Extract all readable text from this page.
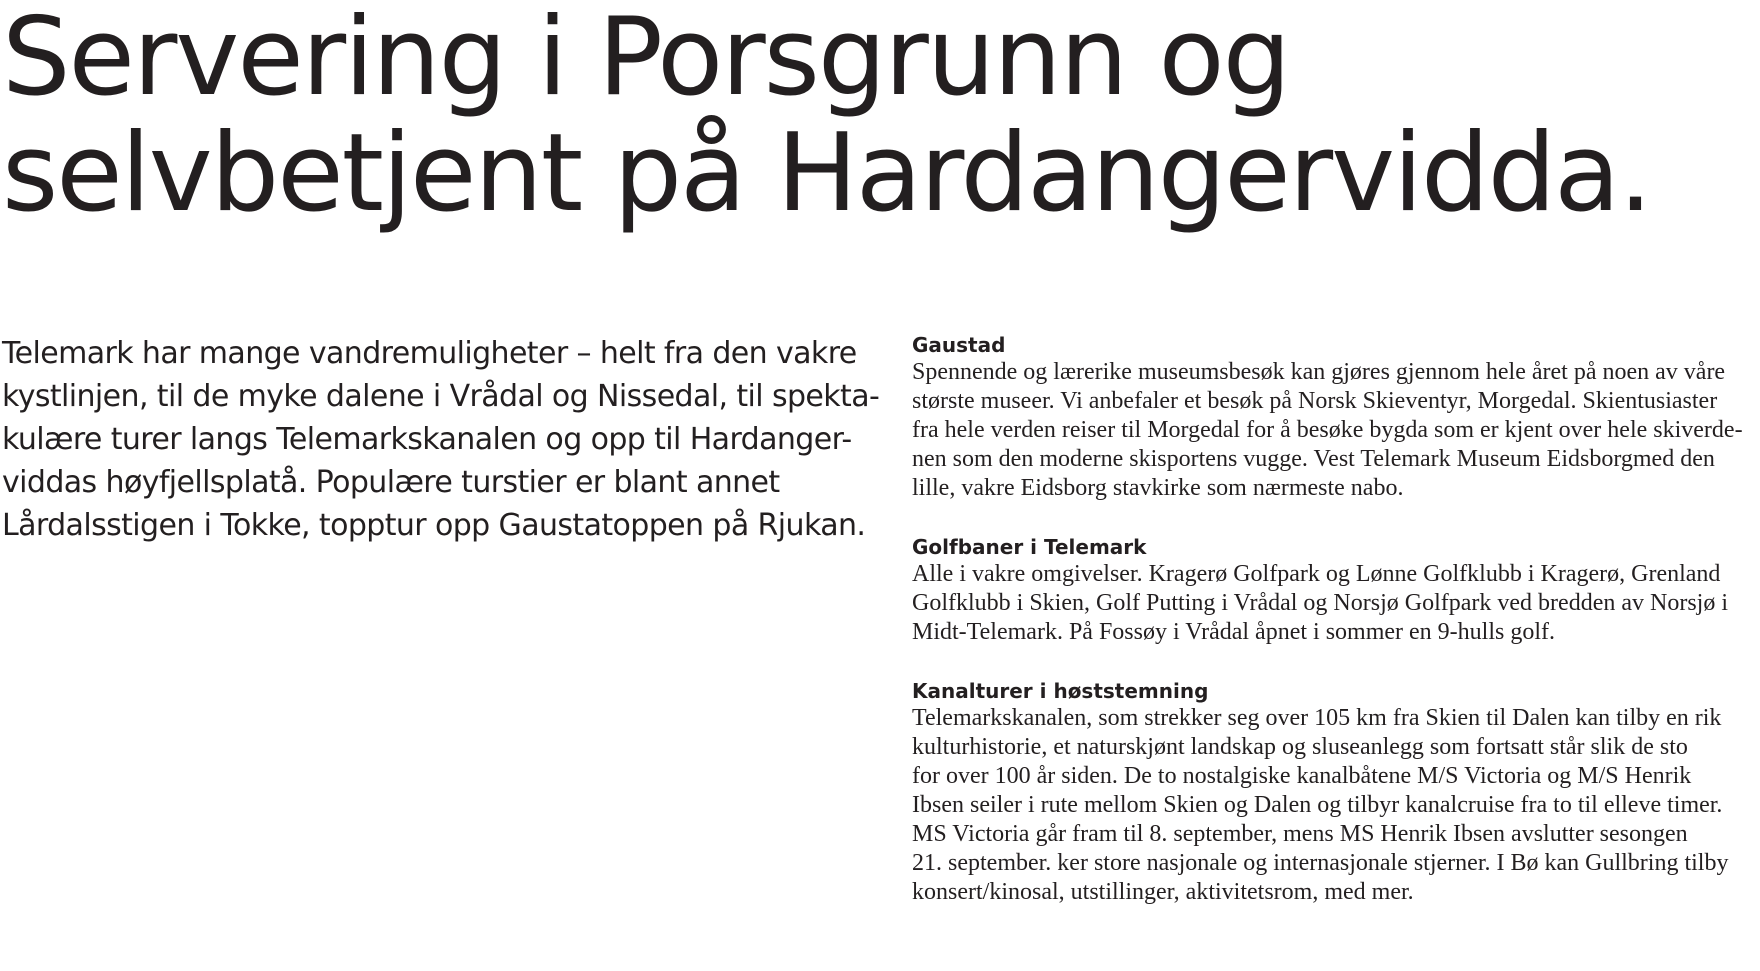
Servering i Porsgrunn og
selvbetjent på Hardangervidda.

Telemark har mange vandremuligheter – helt fra den vakre
kystlinjen, til de myke dalene i Vrådal og Nissedal, til spekta-
kulære turer langs Telemarkskanalen og opp til Hardanger-
viddas høyfjellsplatå. Populære turstier er blant annet
Lårdalsstigen i Tokke, topptur opp Gaustatoppen på Rjukan.

Gaustad

Spennende og lærerike museumsbesøk kan gjøres gjennom hele året på noen av våre
største museer. Vi anbefaler et besøk på Norsk Skieventyr, Morgedal. Skientusiaster
fra hele verden reiser til Morgedal for å besøke bygda som er kjent over hele skiverde-
nen som den moderne skisportens vugge. Vest Telemark Museum Eidsborgmed den
lille, vakre Eidsborg stavkirke som nærmeste nabo.

Golfbaner i Telemark

Alle i vakre omgivelser. Kragerø Golfpark og Lønne Golfklubb i Kragerø, Grenland
Golfklubb i Skien, Golf Putting i Vrådal og Norsjø Golfpark ved bredden av Norsjø i
Midt-Telemark. På Fossøy i Vrådal åpnet i sommer en 9-hulls golf.

Kanalturer i høststemning

Telemarkskanalen, som strekker seg over 105 km fra Skien til Dalen kan tilby en rik
kulturhistorie, et naturskjønt landskap og sluseanlegg som fortsatt står slik de sto
for over 100 år siden. De to nostalgiske kanalbåtene M/S Victoria og M/S Henrik
Ibsen seiler i rute mellom Skien og Dalen og tilbyr kanalcruise fra to til elleve timer.
MS Victoria går fram til 8. september, mens MS Henrik Ibsen avslutter sesongen
21. september. ker store nasjonale og internasjonale stjerner. I Bø kan Gullbring tilby
konsert/kinosal, utstillinger, aktivitetsrom, med mer.
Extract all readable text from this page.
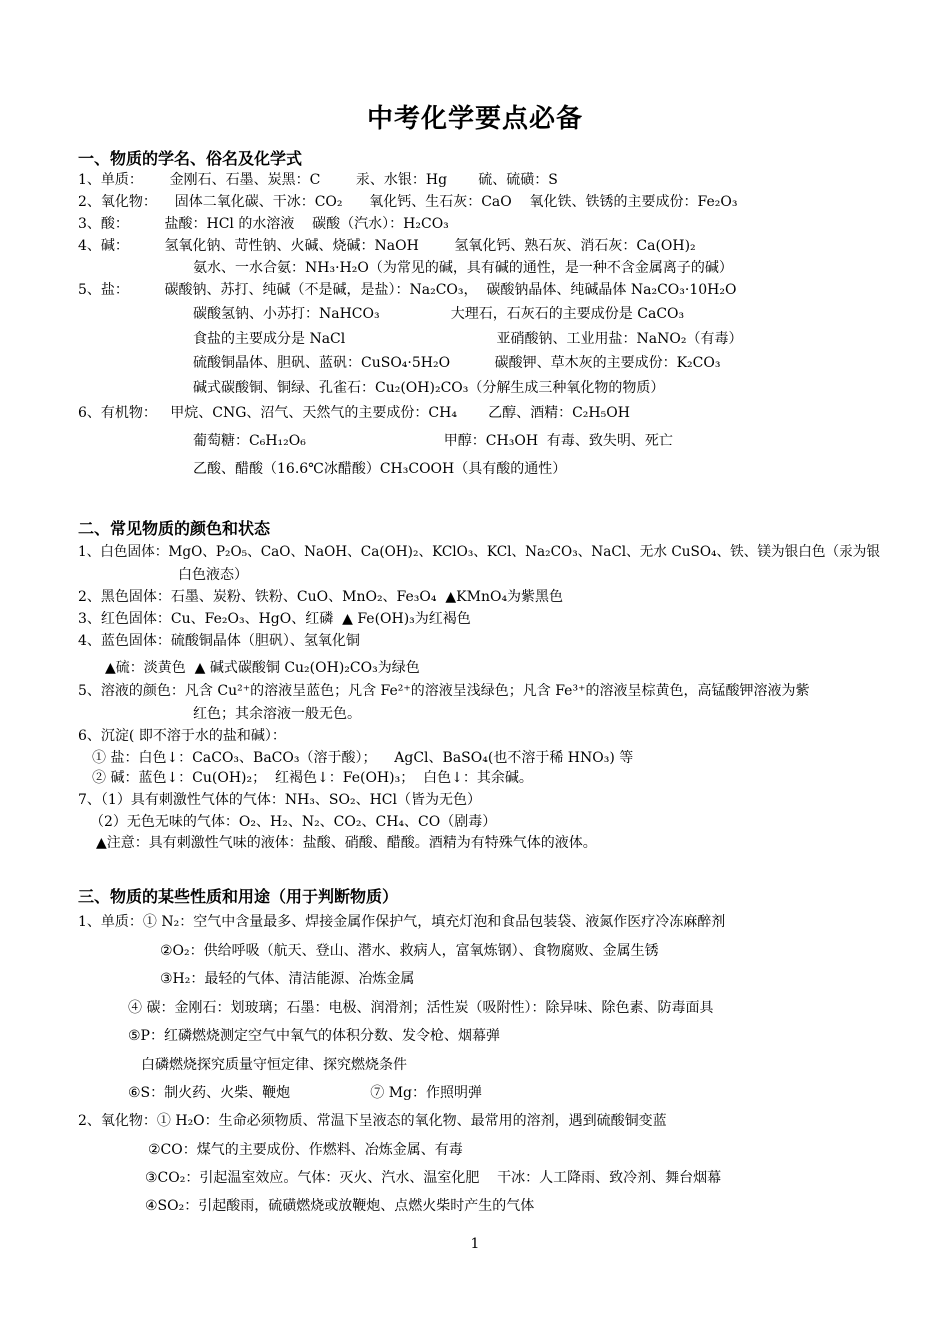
中考化学要点必备
一、物质的学名、俗名及化学式
1、单质：      金刚石、石墨、炭黑：C        汞、水银：Hg       硫、硫磺：S
2、氧化物：    固体二氧化碳、干冰：CO₂      氧化钙、生石灰：CaO    氧化铁、铁锈的主要成份：Fe₂O₃
3、酸：        盐酸：HCl 的水溶液    碳酸（汽水）：H₂CO₃
4、碱：        氢氧化钠、苛性钠、火碱、烧碱：NaOH        氢氧化钙、熟石灰、消石灰：Ca(OH)₂
氨水、一水合氨：NH₃·H₂O（为常见的碱，具有碱的通性，是一种不含金属离子的碱）
5、盐：        碳酸钠、苏打、纯碱（不是碱，是盐）：Na₂CO₃，  碳酸钠晶体、纯碱晶体 Na₂CO₃·10H₂O
碳酸氢钠、小苏打：NaHCO₃                大理石，石灰石的主要成份是 CaCO₃
食盐的主要成分是 NaCl                                  亚硝酸钠、工业用盐：NaNO₂（有毒）
硫酸铜晶体、胆矾、蓝矾：CuSO₄·5H₂O          碳酸钾、草木灰的主要成份：K₂CO₃
碱式碳酸铜、铜绿、孔雀石：Cu₂(OH)₂CO₃（分解生成三种氧化物的物质）
6、有机物：   甲烷、CNG、沼气、天然气的主要成份：CH₄       乙醇、酒精：C₂H₅OH
葡萄糖：C₆H₁₂O₆                               甲醇：CH₃OH  有毒、致失明、死亡
乙酸、醋酸（16.6℃冰醋酸）CH₃COOH（具有酸的通性）
二、常见物质的颜色和状态
1、白色固体：MgO、P₂O₅、CaO、NaOH、Ca(OH)₂、KClO₃、KCl、Na₂CO₃、NaCl、无水 CuSO₄、铁、镁为银白色（汞为银
白色液态）
2、黑色固体：石墨、炭粉、铁粉、CuO、MnO₂、Fe₃O₄  ▲KMnO₄为紫黑色
3、红色固体：Cu、Fe₂O₃、HgO、红磷  ▲ Fe(OH)₃为红褐色
4、蓝色固体：硫酸铜晶体（胆矾）、氢氧化铜
▲硫：淡黄色  ▲ 碱式碳酸铜 Cu₂(OH)₂CO₃为绿色
5、溶液的颜色：凡含 Cu²⁺的溶液呈蓝色；凡含 Fe²⁺的溶液呈浅绿色；凡含 Fe³⁺的溶液呈棕黄色，高锰酸钾溶液为紫
红色；其余溶液一般无色。
6、沉淀( 即不溶于水的盐和碱）：
① 盐：白色↓：CaCO₃、BaCO₃（溶于酸）；    AgCl、BaSO₄(也不溶于稀 HNO₃) 等
② 碱：蓝色↓：Cu(OH)₂；  红褐色↓：Fe(OH)₃；  白色↓：其余碱。
7、（1）具有刺激性气体的气体：NH₃、SO₂、HCl（皆为无色）
（2）无色无味的气体：O₂、H₂、N₂、CO₂、CH₄、CO（剧毒）
▲注意：具有刺激性气味的液体：盐酸、硝酸、醋酸。酒精为有特殊气体的液体。
三、物质的某些性质和用途（用于判断物质）
1、单质：① N₂：空气中含量最多、焊接金属作保护气，填充灯泡和食品包装袋、液氮作医疗冷冻麻醉剂
②O₂：供给呼吸（航天、登山、潜水、救病人，富氧炼钢）、食物腐败、金属生锈
③H₂：最轻的气体、清洁能源、冶炼金属
④ 碳：金刚石：划玻璃；石墨：电极、润滑剂；活性炭（吸附性）：除异味、除色素、防毒面具
⑤P：红磷燃烧测定空气中氧气的体积分数、发令枪、烟幕弹
白磷燃烧探究质量守恒定律、探究燃烧条件
⑥S：制火药、火柴、鞭炮                  ⑦ Mg：作照明弹
2、氧化物：① H₂O：生命必须物质、常温下呈液态的氧化物、最常用的溶剂，遇到硫酸铜变蓝
②CO：煤气的主要成份、作燃料、冶炼金属、有毒
③CO₂：引起温室效应。气体：灭火、汽水、温室化肥    干冰：人工降雨、致冷剂、舞台烟幕
④SO₂：引起酸雨，硫磺燃烧或放鞭炮、点燃火柴时产生的气体
1
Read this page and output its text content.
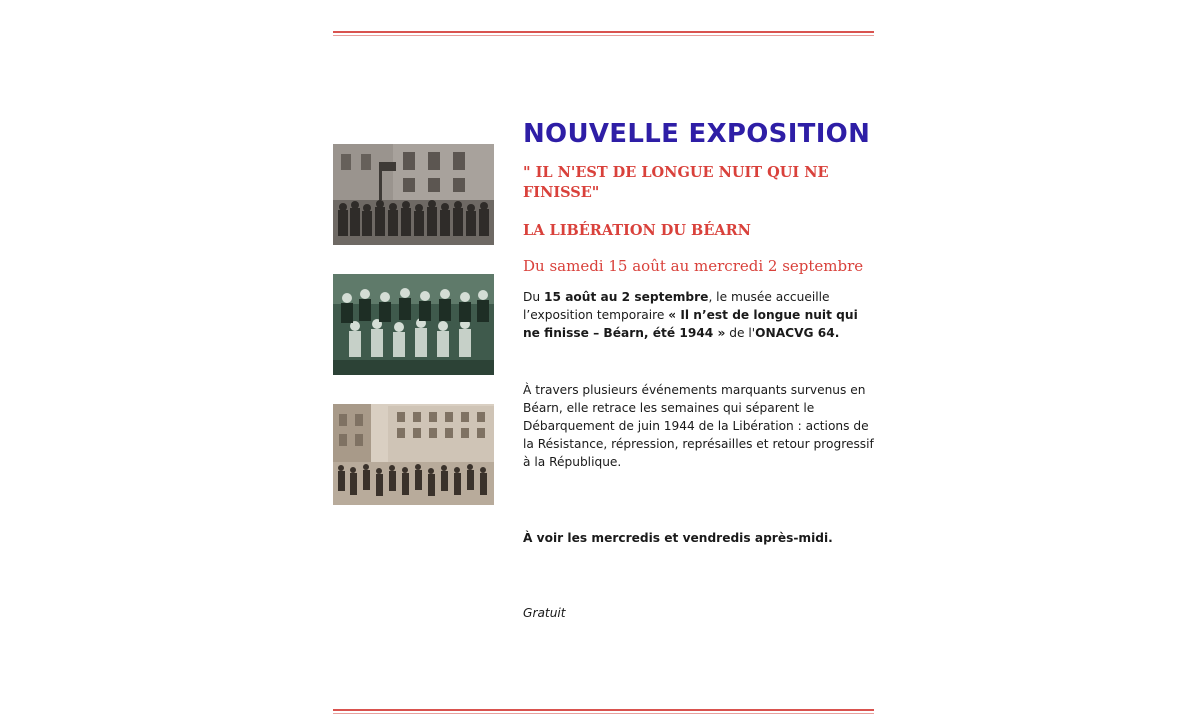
NOUVELLE EXPOSITION
" IL N'EST DE LONGUE NUIT QUI NE FINISSE"
LA LIBÉRATION DU BÉARN

Du samedi 15 août au mercredi 2 septembre

Du 15 août au 2 septembre, le musée accueille l’exposition temporaire « Il n’est de longue nuit qui ne finisse – Béarn, été 1944 » de l'ONACVG 64.

À travers plusieurs événements marquants survenus en Béarn, elle retrace les semaines qui séparent le Débarquement de juin 1944 de la Libération : actions de la Résistance, répression, représailles et retour progressif à la République.

À voir les mercredis et vendredis après-midi.

Gratuit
____
Exercise directions.
Without the pictures, restate each entry exactly.

Task response.
Extract all readable text from this page.
Servering i Porsgrunn og
selvbetjent på Hardangervidda.

Telemark har mange vandremuligheter – helt fra den vakre
kystlinjen, til de myke dalene i Vrådal og Nissedal, til spekta-
kulære turer langs Telemarkskanalen og opp til Hardanger-
viddas høyfjellsplatå. Populære turstier er blant annet
Lårdalsstigen i Tokke, topptur opp Gaustatoppen på Rjukan.

Gaustad

Spennende og lærerike museumsbesøk kan gjøres gjennom hele året på noen av våre
største museer. Vi anbefaler et besøk på Norsk Skieventyr, Morgedal. Skientusiaster
fra hele verden reiser til Morgedal for å besøke bygda som er kjent over hele skiverde-
nen som den moderne skisportens vugge. Vest Telemark Museum Eidsborgmed den
lille, vakre Eidsborg stavkirke som nærmeste nabo.

Golfbaner i Telemark

Alle i vakre omgivelser. Kragerø Golfpark og Lønne Golfklubb i Kragerø, Grenland
Golfklubb i Skien, Golf Putting i Vrådal og Norsjø Golfpark ved bredden av Norsjø i
Midt-Telemark. På Fossøy i Vrådal åpnet i sommer en 9-hulls golf.

Kanalturer i høststemning

Telemarkskanalen, som strekker seg over 105 km fra Skien til Dalen kan tilby en rik
kulturhistorie, et naturskjønt landskap og sluseanlegg som fortsatt står slik de sto
for over 100 år siden. De to nostalgiske kanalbåtene M/S Victoria og M/S Henrik
Ibsen seiler i rute mellom Skien og Dalen og tilbyr kanalcruise fra to til elleve timer.
MS Victoria går fram til 8. september, mens MS Henrik Ibsen avslutter sesongen
21. september. ker store nasjonale og internasjonale stjerner. I Bø kan Gullbring tilby
konsert/kinosal, utstillinger, aktivitetsrom, med mer.
Extract all readable text from this page.
中考化学要点必备
一、物质的学名、俗名及化学式
1、单质：      金刚石、石墨、炭黑：C        汞、水银：Hg       硫、硫磺：S
2、氧化物：    固体二氧化碳、干冰：CO₂      氧化钙、生石灰：CaO    氧化铁、铁锈的主要成份：Fe₂O₃
3、酸：        盐酸：HCl 的水溶液    碳酸（汽水）：H₂CO₃
4、碱：        氢氧化钠、苛性钠、火碱、烧碱：NaOH        氢氧化钙、熟石灰、消石灰：Ca(OH)₂
氨水、一水合氨：NH₃·H₂O（为常见的碱，具有碱的通性，是一种不含金属离子的碱）
5、盐：        碳酸钠、苏打、纯碱（不是碱，是盐）：Na₂CO₃，  碳酸钠晶体、纯碱晶体 Na₂CO₃·10H₂O
碳酸氢钠、小苏打：NaHCO₃                大理石，石灰石的主要成份是 CaCO₃
食盐的主要成分是 NaCl                                  亚硝酸钠、工业用盐：NaNO₂（有毒）
硫酸铜晶体、胆矾、蓝矾：CuSO₄·5H₂O          碳酸钾、草木灰的主要成份：K₂CO₃
碱式碳酸铜、铜绿、孔雀石：Cu₂(OH)₂CO₃（分解生成三种氧化物的物质）
6、有机物：   甲烷、CNG、沼气、天然气的主要成份：CH₄       乙醇、酒精：C₂H₅OH
葡萄糖：C₆H₁₂O₆                               甲醇：CH₃OH  有毒、致失明、死亡
乙酸、醋酸（16.6℃冰醋酸）CH₃COOH（具有酸的通性）
二、常见物质的颜色和状态
1、白色固体：MgO、P₂O₅、CaO、NaOH、Ca(OH)₂、KClO₃、KCl、Na₂CO₃、NaCl、无水 CuSO₄、铁、镁为银白色（汞为银
白色液态）
2、黑色固体：石墨、炭粉、铁粉、CuO、MnO₂、Fe₃O₄  ▲KMnO₄为紫黑色
3、红色固体：Cu、Fe₂O₃、HgO、红磷  ▲ Fe(OH)₃为红褐色
4、蓝色固体：硫酸铜晶体（胆矾）、氢氧化铜
▲硫：淡黄色  ▲ 碱式碳酸铜 Cu₂(OH)₂CO₃为绿色
5、溶液的颜色：凡含 Cu²⁺的溶液呈蓝色；凡含 Fe²⁺的溶液呈浅绿色；凡含 Fe³⁺的溶液呈棕黄色，高锰酸钾溶液为紫
红色；其余溶液一般无色。
6、沉淀( 即不溶于水的盐和碱）：
① 盐：白色↓：CaCO₃、BaCO₃（溶于酸）；    AgCl、BaSO₄(也不溶于稀 HNO₃) 等
② 碱：蓝色↓：Cu(OH)₂；  红褐色↓：Fe(OH)₃；  白色↓：其余碱。
7、（1）具有刺激性气体的气体：NH₃、SO₂、HCl（皆为无色）
（2）无色无味的气体：O₂、H₂、N₂、CO₂、CH₄、CO（剧毒）
▲注意：具有刺激性气味的液体：盐酸、硝酸、醋酸。酒精为有特殊气体的液体。
三、物质的某些性质和用途（用于判断物质）
1、单质：① N₂：空气中含量最多、焊接金属作保护气，填充灯泡和食品包装袋、液氮作医疗冷冻麻醉剂
②O₂：供给呼吸（航天、登山、潜水、救病人，富氧炼钢）、食物腐败、金属生锈
③H₂：最轻的气体、清洁能源、冶炼金属
④ 碳：金刚石：划玻璃；石墨：电极、润滑剂；活性炭（吸附性）：除异味、除色素、防毒面具
⑤P：红磷燃烧测定空气中氧气的体积分数、发令枪、烟幕弹
白磷燃烧探究质量守恒定律、探究燃烧条件
⑥S：制火药、火柴、鞭炮                  ⑦ Mg：作照明弹
2、氧化物：① H₂O：生命必须物质、常温下呈液态的氧化物、最常用的溶剂，遇到硫酸铜变蓝
②CO：煤气的主要成份、作燃料、冶炼金属、有毒
③CO₂：引起温室效应。气体：灭火、汽水、温室化肥    干冰：人工降雨、致冷剂、舞台烟幕
④SO₂：引起酸雨，硫磺燃烧或放鞭炮、点燃火柴时产生的气体
1
Read this page and output its text content.
NOUVELLE EXPOSITION
" IL N'EST DE LONGUE NUIT QUI NE FINISSE"
LA LIBÉRATION DU BÉARN

Du samedi 15 août au mercredi 2 septembre

Du 15 août au 2 septembre, le musée accueille l’exposition temporaire « Il n’est de longue nuit qui ne finisse – Béarn, été 1944 » de l'ONACVG 64.

À travers plusieurs événements marquants survenus en Béarn, elle retrace les semaines qui séparent le Débarquement de juin 1944 de la Libération : actions de la Résistance, répression, représailles et retour progressif à la République.

À voir les mercredis et vendredis après-midi.

Gratuit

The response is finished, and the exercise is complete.